TASK REQUIREMENTS
Count every line where "chevron" shows up, and give that number only.

Data records
»»

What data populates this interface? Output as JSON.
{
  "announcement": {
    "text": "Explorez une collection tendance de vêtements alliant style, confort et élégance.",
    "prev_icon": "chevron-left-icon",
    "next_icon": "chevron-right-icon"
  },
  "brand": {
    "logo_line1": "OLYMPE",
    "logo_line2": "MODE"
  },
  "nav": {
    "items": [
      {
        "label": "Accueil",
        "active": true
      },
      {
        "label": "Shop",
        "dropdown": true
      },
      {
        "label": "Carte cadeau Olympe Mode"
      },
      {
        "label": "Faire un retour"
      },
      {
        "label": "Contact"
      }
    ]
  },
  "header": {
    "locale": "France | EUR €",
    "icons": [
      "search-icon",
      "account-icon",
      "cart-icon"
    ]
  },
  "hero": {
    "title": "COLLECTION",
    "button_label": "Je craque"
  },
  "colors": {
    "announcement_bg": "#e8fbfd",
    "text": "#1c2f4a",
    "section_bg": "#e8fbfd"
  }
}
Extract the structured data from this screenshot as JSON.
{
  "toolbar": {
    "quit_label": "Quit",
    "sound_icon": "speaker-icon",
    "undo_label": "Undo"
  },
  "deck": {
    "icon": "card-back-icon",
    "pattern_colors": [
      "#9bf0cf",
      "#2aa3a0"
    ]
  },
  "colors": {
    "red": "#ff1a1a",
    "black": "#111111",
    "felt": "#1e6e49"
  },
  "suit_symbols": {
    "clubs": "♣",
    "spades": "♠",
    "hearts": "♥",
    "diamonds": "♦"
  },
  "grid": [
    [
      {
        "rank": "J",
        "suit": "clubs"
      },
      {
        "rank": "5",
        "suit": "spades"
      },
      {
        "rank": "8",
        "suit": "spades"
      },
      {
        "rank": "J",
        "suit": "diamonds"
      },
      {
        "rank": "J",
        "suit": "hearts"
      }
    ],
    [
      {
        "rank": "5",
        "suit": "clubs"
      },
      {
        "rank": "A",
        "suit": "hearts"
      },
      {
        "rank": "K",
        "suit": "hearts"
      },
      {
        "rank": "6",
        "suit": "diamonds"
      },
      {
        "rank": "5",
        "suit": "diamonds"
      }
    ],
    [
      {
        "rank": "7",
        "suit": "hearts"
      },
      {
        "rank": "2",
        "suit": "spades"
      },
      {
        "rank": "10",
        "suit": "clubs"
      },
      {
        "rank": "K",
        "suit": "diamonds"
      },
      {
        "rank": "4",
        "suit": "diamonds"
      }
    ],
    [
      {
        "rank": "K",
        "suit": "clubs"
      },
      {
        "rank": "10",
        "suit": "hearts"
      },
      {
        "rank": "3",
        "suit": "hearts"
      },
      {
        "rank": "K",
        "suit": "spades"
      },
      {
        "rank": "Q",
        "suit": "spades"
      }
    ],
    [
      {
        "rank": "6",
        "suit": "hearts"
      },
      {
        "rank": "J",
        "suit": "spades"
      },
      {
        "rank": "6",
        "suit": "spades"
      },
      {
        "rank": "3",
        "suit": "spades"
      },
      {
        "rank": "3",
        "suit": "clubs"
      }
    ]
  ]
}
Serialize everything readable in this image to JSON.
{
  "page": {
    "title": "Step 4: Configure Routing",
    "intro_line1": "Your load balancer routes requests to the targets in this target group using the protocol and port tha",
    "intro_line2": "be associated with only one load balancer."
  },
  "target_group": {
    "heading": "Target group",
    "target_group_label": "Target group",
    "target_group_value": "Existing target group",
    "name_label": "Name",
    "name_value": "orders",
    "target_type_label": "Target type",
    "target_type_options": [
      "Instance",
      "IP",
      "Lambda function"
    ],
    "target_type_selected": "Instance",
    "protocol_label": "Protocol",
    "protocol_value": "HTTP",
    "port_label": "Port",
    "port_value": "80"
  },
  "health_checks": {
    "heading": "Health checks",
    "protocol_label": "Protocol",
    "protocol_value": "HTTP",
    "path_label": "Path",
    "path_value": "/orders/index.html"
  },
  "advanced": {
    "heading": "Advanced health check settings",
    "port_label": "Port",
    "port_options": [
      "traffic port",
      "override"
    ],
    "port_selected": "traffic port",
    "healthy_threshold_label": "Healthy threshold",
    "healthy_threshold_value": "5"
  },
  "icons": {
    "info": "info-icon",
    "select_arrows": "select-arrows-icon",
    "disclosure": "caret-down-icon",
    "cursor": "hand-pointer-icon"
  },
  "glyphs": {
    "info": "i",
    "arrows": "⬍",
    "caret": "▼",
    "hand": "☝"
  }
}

««

ANSWER FOR THIS EXERCISE
2